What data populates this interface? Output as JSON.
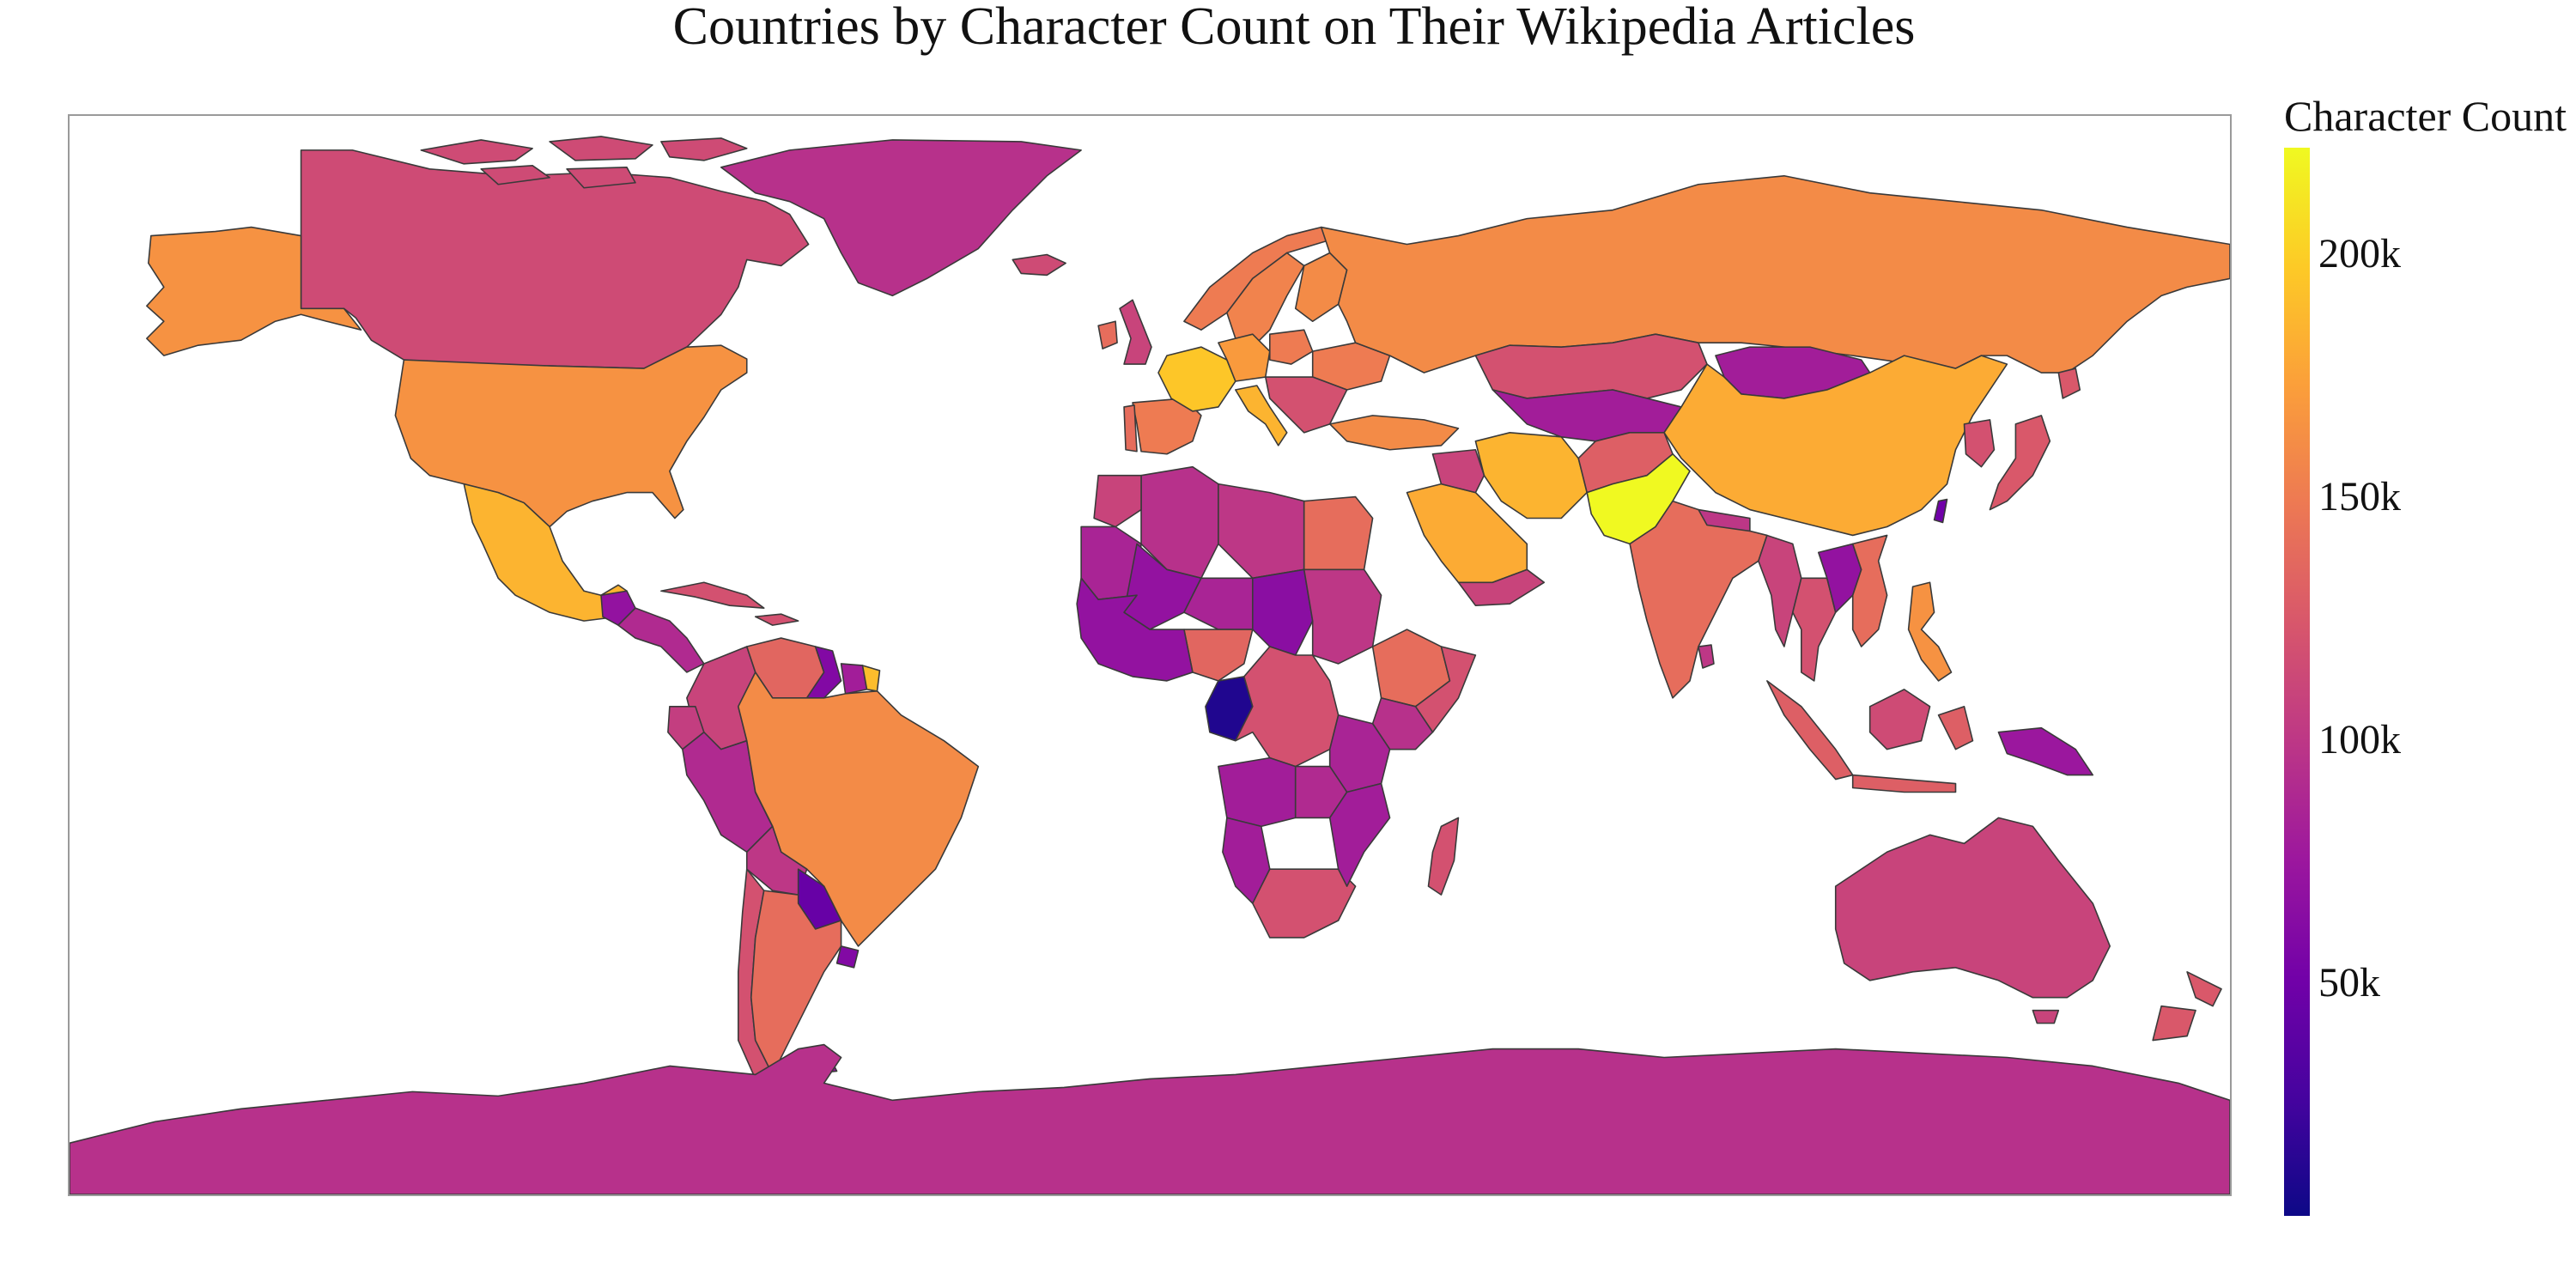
{
  "title": "Countries by Character Count on Their Wikipedia Articles",
  "colorbar": {
    "title": "Character Count",
    "colorscale": "plasma",
    "min": 2000,
    "max": 222000,
    "tickvals": [
      50000,
      100000,
      150000,
      200000
    ],
    "ticktext": [
      "50k",
      "100k",
      "150k",
      "200k"
    ],
    "stops": [
      "#0d0887",
      "#46039f",
      "#7201a8",
      "#9c179e",
      "#bd3786",
      "#d8576b",
      "#ed7953",
      "#fb9f3a",
      "#fdca26",
      "#f0f921"
    ]
  },
  "map": {
    "projection": "equirectangular",
    "border_color": "#3a3a3a",
    "no_data_color": "#ffffff",
    "regions": [
      {
        "name": "Canada",
        "value": 115000
      },
      {
        "name": "Canadian Arctic Archipelago",
        "value": 115000
      },
      {
        "name": "Alaska",
        "value": 165000
      },
      {
        "name": "United States",
        "value": 165000
      },
      {
        "name": "Mexico",
        "value": 185000
      },
      {
        "name": "Guatemala",
        "value": 70000
      },
      {
        "name": "Central America",
        "value": 90000
      },
      {
        "name": "Cuba",
        "value": 120000
      },
      {
        "name": "Greenland",
        "value": 95000
      },
      {
        "name": "Iceland",
        "value": 115000
      },
      {
        "name": "Colombia",
        "value": 110000
      },
      {
        "name": "Venezuela",
        "value": 135000
      },
      {
        "name": "Guyana",
        "value": 60000
      },
      {
        "name": "Suriname",
        "value": 80000
      },
      {
        "name": "French Guiana",
        "value": 190000
      },
      {
        "name": "Ecuador",
        "value": 105000
      },
      {
        "name": "Peru",
        "value": 90000
      },
      {
        "name": "Brazil",
        "value": 160000
      },
      {
        "name": "Bolivia",
        "value": 100000
      },
      {
        "name": "Paraguay",
        "value": 45000
      },
      {
        "name": "Chile",
        "value": 120000
      },
      {
        "name": "Argentina",
        "value": 140000
      },
      {
        "name": "Uruguay",
        "value": 60000
      },
      {
        "name": "Falkland Islands",
        "value": 70000
      },
      {
        "name": "United Kingdom",
        "value": 110000
      },
      {
        "name": "Ireland",
        "value": 140000
      },
      {
        "name": "Norway",
        "value": 150000
      },
      {
        "name": "Sweden",
        "value": 155000
      },
      {
        "name": "Finland",
        "value": 160000
      },
      {
        "name": "Spain",
        "value": 150000
      },
      {
        "name": "Portugal",
        "value": 140000
      },
      {
        "name": "France",
        "value": 195000
      },
      {
        "name": "Germany",
        "value": 170000
      },
      {
        "name": "Italy",
        "value": 185000
      },
      {
        "name": "Poland",
        "value": 150000
      },
      {
        "name": "Ukraine",
        "value": 150000
      },
      {
        "name": "Balkans",
        "value": 120000
      },
      {
        "name": "Turkey",
        "value": 160000
      },
      {
        "name": "Russia",
        "value": 160000
      },
      {
        "name": "Kazakhstan",
        "value": 120000
      },
      {
        "name": "Central Asia",
        "value": 80000
      },
      {
        "name": "Mongolia",
        "value": 80000
      },
      {
        "name": "China",
        "value": 180000
      },
      {
        "name": "Iran",
        "value": 185000
      },
      {
        "name": "Afghanistan",
        "value": 130000
      },
      {
        "name": "Pakistan",
        "value": 222000
      },
      {
        "name": "Saudi Arabia",
        "value": 180000
      },
      {
        "name": "Yemen",
        "value": 110000
      },
      {
        "name": "Iraq",
        "value": 110000
      },
      {
        "name": "India",
        "value": 140000
      },
      {
        "name": "Nepal",
        "value": 100000
      },
      {
        "name": "Myanmar",
        "value": 110000
      },
      {
        "name": "Thailand",
        "value": 120000
      },
      {
        "name": "Laos",
        "value": 70000
      },
      {
        "name": "Vietnam",
        "value": 140000
      },
      {
        "name": "Japan",
        "value": 125000
      },
      {
        "name": "Korea",
        "value": 120000
      },
      {
        "name": "Philippines",
        "value": 165000
      },
      {
        "name": "Indonesia",
        "value": 130000
      },
      {
        "name": "Borneo",
        "value": 115000
      },
      {
        "name": "Papua New Guinea",
        "value": 75000
      },
      {
        "name": "Australia",
        "value": 110000
      },
      {
        "name": "New Zealand",
        "value": 125000
      },
      {
        "name": "Sri Lanka",
        "value": 100000
      },
      {
        "name": "Taiwan",
        "value": 50000
      },
      {
        "name": "Algeria",
        "value": 95000
      },
      {
        "name": "Libya",
        "value": 100000
      },
      {
        "name": "Egypt",
        "value": 140000
      },
      {
        "name": "Morocco",
        "value": 110000
      },
      {
        "name": "Mauritania",
        "value": 85000
      },
      {
        "name": "Mali",
        "value": 70000
      },
      {
        "name": "Niger",
        "value": 85000
      },
      {
        "name": "Chad",
        "value": 65000
      },
      {
        "name": "Sudan",
        "value": 100000
      },
      {
        "name": "Ethiopia",
        "value": 140000
      },
      {
        "name": "Somalia",
        "value": 120000
      },
      {
        "name": "Nigeria",
        "value": 135000
      },
      {
        "name": "West Africa",
        "value": 70000
      },
      {
        "name": "Congo",
        "value": 10000
      },
      {
        "name": "DR Congo",
        "value": 120000
      },
      {
        "name": "Kenya",
        "value": 95000
      },
      {
        "name": "Tanzania",
        "value": 85000
      },
      {
        "name": "Angola",
        "value": 80000
      },
      {
        "name": "Zambia",
        "value": 90000
      },
      {
        "name": "Namibia",
        "value": 80000
      },
      {
        "name": "South Africa",
        "value": 120000
      },
      {
        "name": "Mozambique",
        "value": 80000
      },
      {
        "name": "Madagascar",
        "value": 120000
      },
      {
        "name": "Antarctica",
        "value": 95000
      }
    ]
  }
}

- Problem to solve -
Quote in full the listing given above; the images are to be left out.

- Answer for this exercise -
What data populates this interface? Output as JSON.
{
  "title": "Countries by Character Count on Their Wikipedia Articles",
  "colorbar": {
    "title": "Character Count",
    "colorscale": "plasma",
    "min": 2000,
    "max": 222000,
    "tickvals": [
      50000,
      100000,
      150000,
      200000
    ],
    "ticktext": [
      "50k",
      "100k",
      "150k",
      "200k"
    ],
    "stops": [
      "#0d0887",
      "#46039f",
      "#7201a8",
      "#9c179e",
      "#bd3786",
      "#d8576b",
      "#ed7953",
      "#fb9f3a",
      "#fdca26",
      "#f0f921"
    ]
  },
  "map": {
    "projection": "equirectangular",
    "border_color": "#3a3a3a",
    "no_data_color": "#ffffff",
    "regions": [
      {
        "name": "Canada",
        "value": 115000
      },
      {
        "name": "Canadian Arctic Archipelago",
        "value": 115000
      },
      {
        "name": "Alaska",
        "value": 165000
      },
      {
        "name": "United States",
        "value": 165000
      },
      {
        "name": "Mexico",
        "value": 185000
      },
      {
        "name": "Guatemala",
        "value": 70000
      },
      {
        "name": "Central America",
        "value": 90000
      },
      {
        "name": "Cuba",
        "value": 120000
      },
      {
        "name": "Greenland",
        "value": 95000
      },
      {
        "name": "Iceland",
        "value": 115000
      },
      {
        "name": "Colombia",
        "value": 110000
      },
      {
        "name": "Venezuela",
        "value": 135000
      },
      {
        "name": "Guyana",
        "value": 60000
      },
      {
        "name": "Suriname",
        "value": 80000
      },
      {
        "name": "French Guiana",
        "value": 190000
      },
      {
        "name": "Ecuador",
        "value": 105000
      },
      {
        "name": "Peru",
        "value": 90000
      },
      {
        "name": "Brazil",
        "value": 160000
      },
      {
        "name": "Bolivia",
        "value": 100000
      },
      {
        "name": "Paraguay",
        "value": 45000
      },
      {
        "name": "Chile",
        "value": 120000
      },
      {
        "name": "Argentina",
        "value": 140000
      },
      {
        "name": "Uruguay",
        "value": 60000
      },
      {
        "name": "Falkland Islands",
        "value": 70000
      },
      {
        "name": "United Kingdom",
        "value": 110000
      },
      {
        "name": "Ireland",
        "value": 140000
      },
      {
        "name": "Norway",
        "value": 150000
      },
      {
        "name": "Sweden",
        "value": 155000
      },
      {
        "name": "Finland",
        "value": 160000
      },
      {
        "name": "Spain",
        "value": 150000
      },
      {
        "name": "Portugal",
        "value": 140000
      },
      {
        "name": "France",
        "value": 195000
      },
      {
        "name": "Germany",
        "value": 170000
      },
      {
        "name": "Italy",
        "value": 185000
      },
      {
        "name": "Poland",
        "value": 150000
      },
      {
        "name": "Ukraine",
        "value": 150000
      },
      {
        "name": "Balkans",
        "value": 120000
      },
      {
        "name": "Turkey",
        "value": 160000
      },
      {
        "name": "Russia",
        "value": 160000
      },
      {
        "name": "Kazakhstan",
        "value": 120000
      },
      {
        "name": "Central Asia",
        "value": 80000
      },
      {
        "name": "Mongolia",
        "value": 80000
      },
      {
        "name": "China",
        "value": 180000
      },
      {
        "name": "Iran",
        "value": 185000
      },
      {
        "name": "Afghanistan",
        "value": 130000
      },
      {
        "name": "Pakistan",
        "value": 222000
      },
      {
        "name": "Saudi Arabia",
        "value": 180000
      },
      {
        "name": "Yemen",
        "value": 110000
      },
      {
        "name": "Iraq",
        "value": 110000
      },
      {
        "name": "India",
        "value": 140000
      },
      {
        "name": "Nepal",
        "value": 100000
      },
      {
        "name": "Myanmar",
        "value": 110000
      },
      {
        "name": "Thailand",
        "value": 120000
      },
      {
        "name": "Laos",
        "value": 70000
      },
      {
        "name": "Vietnam",
        "value": 140000
      },
      {
        "name": "Japan",
        "value": 125000
      },
      {
        "name": "Korea",
        "value": 120000
      },
      {
        "name": "Philippines",
        "value": 165000
      },
      {
        "name": "Indonesia",
        "value": 130000
      },
      {
        "name": "Borneo",
        "value": 115000
      },
      {
        "name": "Papua New Guinea",
        "value": 75000
      },
      {
        "name": "Australia",
        "value": 110000
      },
      {
        "name": "New Zealand",
        "value": 125000
      },
      {
        "name": "Sri Lanka",
        "value": 100000
      },
      {
        "name": "Taiwan",
        "value": 50000
      },
      {
        "name": "Algeria",
        "value": 95000
      },
      {
        "name": "Libya",
        "value": 100000
      },
      {
        "name": "Egypt",
        "value": 140000
      },
      {
        "name": "Morocco",
        "value": 110000
      },
      {
        "name": "Mauritania",
        "value": 85000
      },
      {
        "name": "Mali",
        "value": 70000
      },
      {
        "name": "Niger",
        "value": 85000
      },
      {
        "name": "Chad",
        "value": 65000
      },
      {
        "name": "Sudan",
        "value": 100000
      },
      {
        "name": "Ethiopia",
        "value": 140000
      },
      {
        "name": "Somalia",
        "value": 120000
      },
      {
        "name": "Nigeria",
        "value": 135000
      },
      {
        "name": "West Africa",
        "value": 70000
      },
      {
        "name": "Congo",
        "value": 10000
      },
      {
        "name": "DR Congo",
        "value": 120000
      },
      {
        "name": "Kenya",
        "value": 95000
      },
      {
        "name": "Tanzania",
        "value": 85000
      },
      {
        "name": "Angola",
        "value": 80000
      },
      {
        "name": "Zambia",
        "value": 90000
      },
      {
        "name": "Namibia",
        "value": 80000
      },
      {
        "name": "South Africa",
        "value": 120000
      },
      {
        "name": "Mozambique",
        "value": 80000
      },
      {
        "name": "Madagascar",
        "value": 120000
      },
      {
        "name": "Antarctica",
        "value": 95000
      }
    ]
  }
}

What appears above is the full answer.